## What you need to do
Write these records out again with "Customer Success" swapped for "Client Support" wherever it appears, changing nothing else. Leave the pictures out.

## Records to use
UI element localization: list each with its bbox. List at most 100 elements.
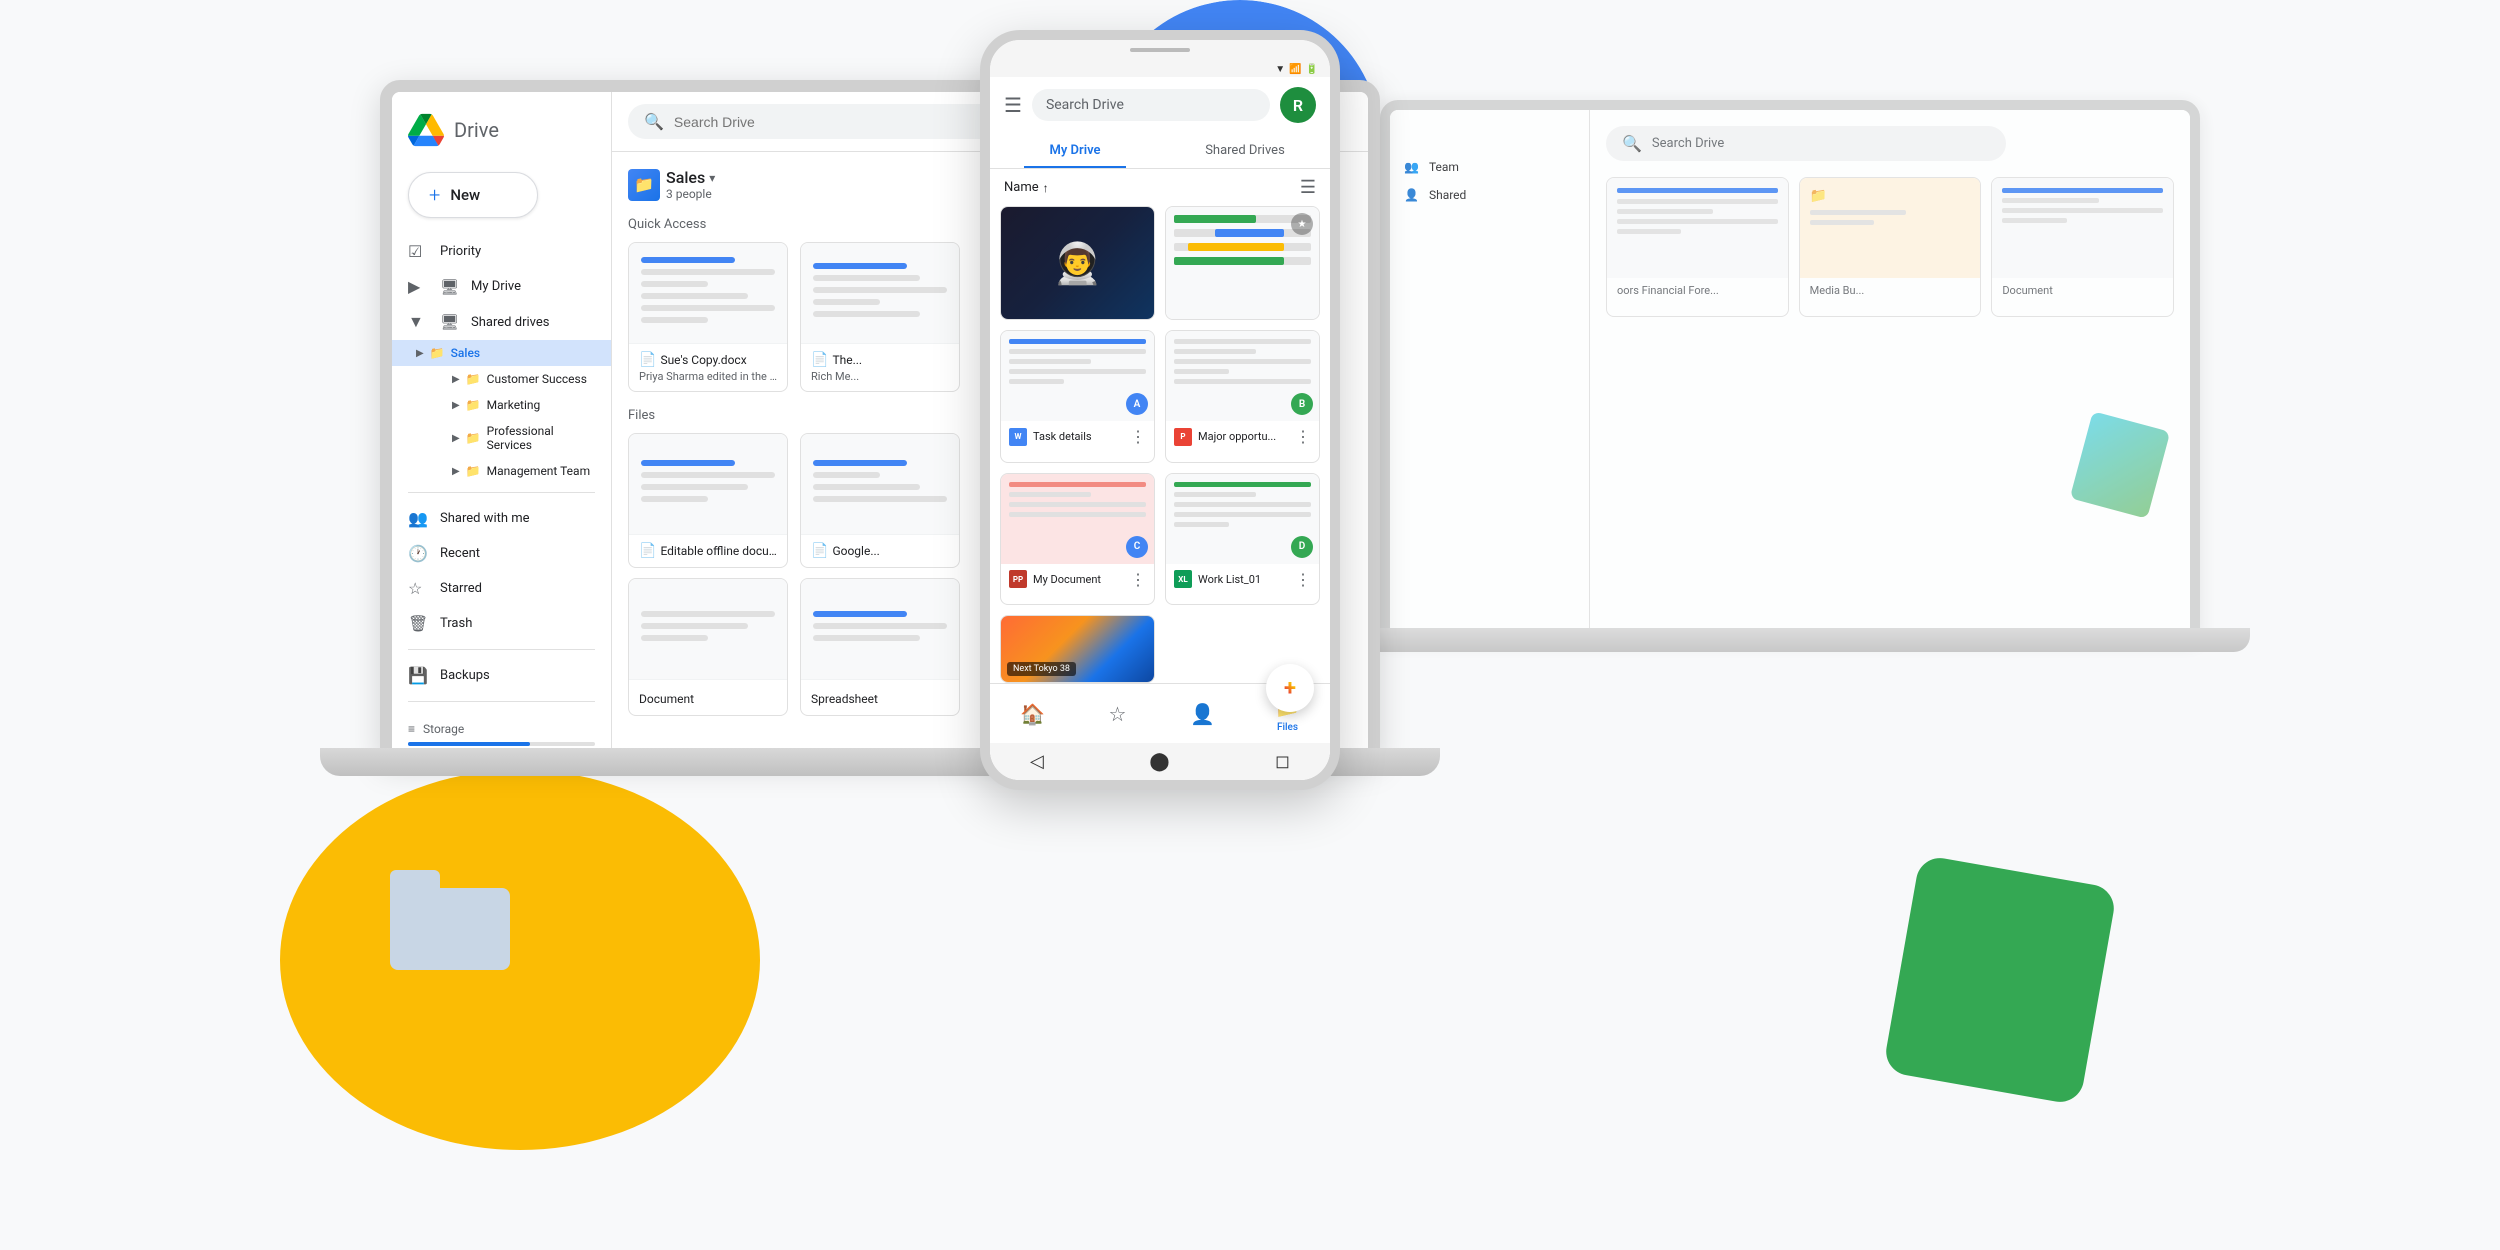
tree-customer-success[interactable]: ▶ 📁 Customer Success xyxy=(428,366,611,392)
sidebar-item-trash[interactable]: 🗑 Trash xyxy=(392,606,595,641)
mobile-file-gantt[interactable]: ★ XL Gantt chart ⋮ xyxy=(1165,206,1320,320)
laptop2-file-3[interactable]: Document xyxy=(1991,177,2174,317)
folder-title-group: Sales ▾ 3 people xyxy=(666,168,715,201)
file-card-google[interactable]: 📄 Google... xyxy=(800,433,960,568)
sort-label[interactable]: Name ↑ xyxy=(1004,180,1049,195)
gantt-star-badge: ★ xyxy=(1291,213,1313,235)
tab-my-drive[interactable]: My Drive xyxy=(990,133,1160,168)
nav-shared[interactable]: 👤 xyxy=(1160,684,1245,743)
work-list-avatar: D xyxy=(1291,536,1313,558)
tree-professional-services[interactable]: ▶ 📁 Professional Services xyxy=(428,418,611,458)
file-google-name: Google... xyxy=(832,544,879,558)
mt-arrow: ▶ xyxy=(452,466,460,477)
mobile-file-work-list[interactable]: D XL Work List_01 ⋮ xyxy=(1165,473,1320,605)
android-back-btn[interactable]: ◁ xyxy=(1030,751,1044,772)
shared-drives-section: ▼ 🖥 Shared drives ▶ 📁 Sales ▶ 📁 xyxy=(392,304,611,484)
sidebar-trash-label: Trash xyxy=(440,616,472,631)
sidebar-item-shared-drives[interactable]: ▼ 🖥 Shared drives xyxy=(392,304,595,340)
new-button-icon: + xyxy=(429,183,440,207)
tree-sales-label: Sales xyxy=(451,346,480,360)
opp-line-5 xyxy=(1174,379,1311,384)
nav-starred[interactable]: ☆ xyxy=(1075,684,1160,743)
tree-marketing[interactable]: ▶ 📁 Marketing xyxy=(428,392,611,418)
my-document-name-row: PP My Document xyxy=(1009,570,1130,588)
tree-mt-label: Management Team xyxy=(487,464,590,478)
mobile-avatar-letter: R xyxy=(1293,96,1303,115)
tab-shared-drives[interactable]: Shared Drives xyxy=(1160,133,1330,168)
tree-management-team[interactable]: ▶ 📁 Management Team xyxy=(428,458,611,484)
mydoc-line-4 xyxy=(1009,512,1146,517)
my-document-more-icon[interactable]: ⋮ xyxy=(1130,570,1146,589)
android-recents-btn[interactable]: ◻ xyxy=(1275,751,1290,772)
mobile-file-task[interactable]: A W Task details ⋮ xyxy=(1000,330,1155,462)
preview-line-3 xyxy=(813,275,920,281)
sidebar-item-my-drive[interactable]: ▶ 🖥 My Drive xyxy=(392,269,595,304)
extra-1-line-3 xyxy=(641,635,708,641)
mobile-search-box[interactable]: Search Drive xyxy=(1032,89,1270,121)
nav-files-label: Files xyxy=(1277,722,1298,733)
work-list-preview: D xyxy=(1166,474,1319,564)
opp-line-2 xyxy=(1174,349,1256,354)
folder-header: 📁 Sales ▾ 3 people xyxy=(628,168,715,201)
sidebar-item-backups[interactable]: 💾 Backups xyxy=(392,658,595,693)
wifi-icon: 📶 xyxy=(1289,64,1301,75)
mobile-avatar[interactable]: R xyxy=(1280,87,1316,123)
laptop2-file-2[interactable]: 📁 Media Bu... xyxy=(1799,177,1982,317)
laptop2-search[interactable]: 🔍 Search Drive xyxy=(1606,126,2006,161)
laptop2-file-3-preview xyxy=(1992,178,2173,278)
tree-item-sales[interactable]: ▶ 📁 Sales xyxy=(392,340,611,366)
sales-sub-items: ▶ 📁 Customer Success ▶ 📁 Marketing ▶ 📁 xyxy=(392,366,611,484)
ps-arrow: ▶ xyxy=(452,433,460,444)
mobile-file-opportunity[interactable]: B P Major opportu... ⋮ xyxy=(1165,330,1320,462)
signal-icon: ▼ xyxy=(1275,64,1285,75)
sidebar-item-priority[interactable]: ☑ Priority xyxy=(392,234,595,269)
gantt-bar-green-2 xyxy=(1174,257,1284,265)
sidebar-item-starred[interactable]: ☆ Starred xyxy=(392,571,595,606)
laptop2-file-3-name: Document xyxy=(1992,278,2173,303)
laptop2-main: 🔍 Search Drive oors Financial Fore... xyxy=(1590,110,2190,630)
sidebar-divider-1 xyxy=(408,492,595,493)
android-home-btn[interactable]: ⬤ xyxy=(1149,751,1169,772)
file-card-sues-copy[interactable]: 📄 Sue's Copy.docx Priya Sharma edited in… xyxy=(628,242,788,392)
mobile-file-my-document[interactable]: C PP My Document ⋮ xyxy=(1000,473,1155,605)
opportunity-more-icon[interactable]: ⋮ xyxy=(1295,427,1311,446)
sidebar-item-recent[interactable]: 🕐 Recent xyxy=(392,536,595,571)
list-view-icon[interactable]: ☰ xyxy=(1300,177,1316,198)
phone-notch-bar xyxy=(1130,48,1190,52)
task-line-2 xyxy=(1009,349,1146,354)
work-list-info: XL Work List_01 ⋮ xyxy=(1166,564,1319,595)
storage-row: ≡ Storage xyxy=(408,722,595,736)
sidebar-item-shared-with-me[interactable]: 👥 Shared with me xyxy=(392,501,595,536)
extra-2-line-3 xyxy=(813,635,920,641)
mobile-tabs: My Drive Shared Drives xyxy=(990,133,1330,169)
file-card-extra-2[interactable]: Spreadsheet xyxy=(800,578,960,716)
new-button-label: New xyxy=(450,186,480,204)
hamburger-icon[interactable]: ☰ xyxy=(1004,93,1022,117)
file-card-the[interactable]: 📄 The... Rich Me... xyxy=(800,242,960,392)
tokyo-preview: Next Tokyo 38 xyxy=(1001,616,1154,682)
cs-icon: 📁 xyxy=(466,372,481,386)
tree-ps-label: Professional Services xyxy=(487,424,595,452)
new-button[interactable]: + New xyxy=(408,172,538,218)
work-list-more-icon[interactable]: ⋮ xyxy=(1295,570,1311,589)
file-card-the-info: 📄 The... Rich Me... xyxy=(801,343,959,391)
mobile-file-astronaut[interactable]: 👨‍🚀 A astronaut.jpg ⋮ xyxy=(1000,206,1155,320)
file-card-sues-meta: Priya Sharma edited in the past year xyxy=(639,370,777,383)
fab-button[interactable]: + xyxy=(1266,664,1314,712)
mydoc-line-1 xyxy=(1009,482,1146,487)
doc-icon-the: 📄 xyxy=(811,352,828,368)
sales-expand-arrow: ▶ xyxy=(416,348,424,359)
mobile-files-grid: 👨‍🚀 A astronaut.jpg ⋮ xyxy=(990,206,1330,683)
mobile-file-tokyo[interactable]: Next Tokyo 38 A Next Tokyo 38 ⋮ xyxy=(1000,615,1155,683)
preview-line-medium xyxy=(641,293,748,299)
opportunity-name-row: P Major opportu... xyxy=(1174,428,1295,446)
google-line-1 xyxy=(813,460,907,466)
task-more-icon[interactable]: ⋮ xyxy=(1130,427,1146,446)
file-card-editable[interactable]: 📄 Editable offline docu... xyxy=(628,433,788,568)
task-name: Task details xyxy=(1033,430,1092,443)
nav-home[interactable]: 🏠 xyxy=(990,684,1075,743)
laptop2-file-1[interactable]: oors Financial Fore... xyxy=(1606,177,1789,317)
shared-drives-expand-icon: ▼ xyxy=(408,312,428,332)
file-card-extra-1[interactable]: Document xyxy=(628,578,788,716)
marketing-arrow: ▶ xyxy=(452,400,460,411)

## The response
UI element localization: list each with its bbox. List at most 100 elements.
tree-customer-success[interactable]: ▶ 📁 Client Support xyxy=(428,366,611,392)
sidebar-item-trash[interactable]: 🗑 Trash xyxy=(392,606,595,641)
mobile-file-gantt[interactable]: ★ XL Gantt chart ⋮ xyxy=(1165,206,1320,320)
laptop2-file-3[interactable]: Document xyxy=(1991,177,2174,317)
folder-title-group: Sales ▾ 3 people xyxy=(666,168,715,201)
file-card-google[interactable]: 📄 Google... xyxy=(800,433,960,568)
sort-label[interactable]: Name ↑ xyxy=(1004,180,1049,195)
gantt-star-badge: ★ xyxy=(1291,213,1313,235)
tab-my-drive[interactable]: My Drive xyxy=(990,133,1160,168)
nav-shared[interactable]: 👤 xyxy=(1160,684,1245,743)
work-list-avatar: D xyxy=(1291,536,1313,558)
tree-professional-services[interactable]: ▶ 📁 Professional Services xyxy=(428,418,611,458)
file-google-name: Google... xyxy=(832,544,879,558)
mt-arrow: ▶ xyxy=(452,466,460,477)
mobile-file-work-list[interactable]: D XL Work List_01 ⋮ xyxy=(1165,473,1320,605)
android-back-btn[interactable]: ◁ xyxy=(1030,751,1044,772)
shared-drives-section: ▼ 🖥 Shared drives ▶ 📁 Sales ▶ 📁 xyxy=(392,304,611,484)
sidebar-trash-label: Trash xyxy=(440,616,472,631)
sidebar-item-shared-drives[interactable]: ▼ 🖥 Shared drives xyxy=(392,304,595,340)
new-button-icon: + xyxy=(429,183,440,207)
tree-sales-label: Sales xyxy=(451,346,480,360)
opp-line-5 xyxy=(1174,379,1311,384)
nav-starred[interactable]: ☆ xyxy=(1075,684,1160,743)
tree-marketing[interactable]: ▶ 📁 Marketing xyxy=(428,392,611,418)
my-document-name-row: PP My Document xyxy=(1009,570,1130,588)
tree-mt-label: Management Team xyxy=(487,464,590,478)
mobile-avatar-letter: R xyxy=(1293,96,1303,115)
tab-shared-drives[interactable]: Shared Drives xyxy=(1160,133,1330,168)
tree-management-team[interactable]: ▶ 📁 Management Team xyxy=(428,458,611,484)
mydoc-line-4 xyxy=(1009,512,1146,517)
my-document-more-icon[interactable]: ⋮ xyxy=(1130,570,1146,589)
android-recents-btn[interactable]: ◻ xyxy=(1275,751,1290,772)
mobile-file-task[interactable]: A W Task details ⋮ xyxy=(1000,330,1155,462)
preview-line-3 xyxy=(813,275,920,281)
sidebar-item-my-drive[interactable]: ▶ 🖥 My Drive xyxy=(392,269,595,304)
extra-1-line-3 xyxy=(641,635,708,641)
mobile-search-box[interactable]: Search Drive xyxy=(1032,89,1270,121)
nav-files-label: Files xyxy=(1277,722,1298,733)
work-list-preview: D xyxy=(1166,474,1319,564)
opp-line-2 xyxy=(1174,349,1256,354)
folder-header: 📁 Sales ▾ 3 people xyxy=(628,168,715,201)
sidebar-item-backups[interactable]: 💾 Backups xyxy=(392,658,595,693)
wifi-icon: 📶 xyxy=(1289,64,1301,75)
mobile-avatar[interactable]: R xyxy=(1280,87,1316,123)
laptop2-file-2[interactable]: 📁 Media Bu... xyxy=(1799,177,1982,317)
laptop2-search[interactable]: 🔍 Search Drive xyxy=(1606,126,2006,161)
laptop2-file-3-preview xyxy=(1992,178,2173,278)
tree-item-sales[interactable]: ▶ 📁 Sales xyxy=(392,340,611,366)
sales-sub-items: ▶ 📁 Client Support ▶ 📁 Marketing ▶ 📁 xyxy=(392,366,611,484)
ps-arrow: ▶ xyxy=(452,433,460,444)
mobile-file-opportunity[interactable]: B P Major opportu... ⋮ xyxy=(1165,330,1320,462)
signal-icon: ▼ xyxy=(1275,64,1285,75)
sidebar-item-priority[interactable]: ☑ Priority xyxy=(392,234,595,269)
gantt-bar-green-2 xyxy=(1174,257,1284,265)
sidebar-item-starred[interactable]: ☆ Starred xyxy=(392,571,595,606)
laptop2-file-3-name: Document xyxy=(1992,278,2173,303)
laptop2-main: 🔍 Search Drive oors Financial Fore... xyxy=(1590,110,2190,630)
sidebar-divider-1 xyxy=(408,492,595,493)
android-home-btn[interactable]: ⬤ xyxy=(1149,751,1169,772)
file-card-sues-copy[interactable]: 📄 Sue's Copy.docx Priya Sharma edited in… xyxy=(628,242,788,392)
mobile-file-my-document[interactable]: C PP My Document ⋮ xyxy=(1000,473,1155,605)
opportunity-more-icon[interactable]: ⋮ xyxy=(1295,427,1311,446)
sidebar-item-recent[interactable]: 🕐 Recent xyxy=(392,536,595,571)
list-view-icon[interactable]: ☰ xyxy=(1300,177,1316,198)
phone-notch-bar xyxy=(1130,48,1190,52)
task-line-2 xyxy=(1009,349,1146,354)
work-list-info: XL Work List_01 ⋮ xyxy=(1166,564,1319,595)
storage-row: ≡ Storage xyxy=(408,722,595,736)
sidebar-item-shared-with-me[interactable]: 👥 Shared with me xyxy=(392,501,595,536)
extra-2-line-3 xyxy=(813,635,920,641)
mobile-tabs: My Drive Shared Drives xyxy=(990,133,1330,169)
file-card-extra-2[interactable]: Spreadsheet xyxy=(800,578,960,716)
new-button-label: New xyxy=(450,186,480,204)
hamburger-icon[interactable]: ☰ xyxy=(1004,93,1022,117)
file-card-the[interactable]: 📄 The... Rich Me... xyxy=(800,242,960,392)
tokyo-preview: Next Tokyo 38 xyxy=(1001,616,1154,682)
cs-icon: 📁 xyxy=(466,372,481,386)
tree-ps-label: Professional Services xyxy=(487,424,595,452)
new-button[interactable]: + New xyxy=(408,172,538,218)
work-list-more-icon[interactable]: ⋮ xyxy=(1295,570,1311,589)
file-card-the-info: 📄 The... Rich Me... xyxy=(801,343,959,391)
mobile-file-astronaut[interactable]: 👨‍🚀 A astronaut.jpg ⋮ xyxy=(1000,206,1155,320)
file-card-sues-meta: Priya Sharma edited in the past year xyxy=(639,370,777,383)
fab-button[interactable]: + xyxy=(1266,664,1314,712)
mydoc-line-1 xyxy=(1009,482,1146,487)
doc-icon-the: 📄 xyxy=(811,352,828,368)
sales-expand-arrow: ▶ xyxy=(416,348,424,359)
mobile-files-grid: 👨‍🚀 A astronaut.jpg ⋮ xyxy=(990,206,1330,683)
mobile-file-tokyo[interactable]: Next Tokyo 38 A Next Tokyo 38 ⋮ xyxy=(1000,615,1155,683)
preview-line-medium xyxy=(641,293,748,299)
opportunity-name-row: P Major opportu... xyxy=(1174,428,1295,446)
google-line-1 xyxy=(813,460,907,466)
task-more-icon[interactable]: ⋮ xyxy=(1130,427,1146,446)
file-card-editable[interactable]: 📄 Editable offline docu... xyxy=(628,433,788,568)
task-name: Task details xyxy=(1033,430,1092,443)
nav-home[interactable]: 🏠 xyxy=(990,684,1075,743)
laptop2-file-1[interactable]: oors Financial Fore... xyxy=(1606,177,1789,317)
shared-drives-expand-icon: ▼ xyxy=(408,312,428,332)
file-card-extra-1[interactable]: Document xyxy=(628,578,788,716)
marketing-arrow: ▶ xyxy=(452,400,460,411)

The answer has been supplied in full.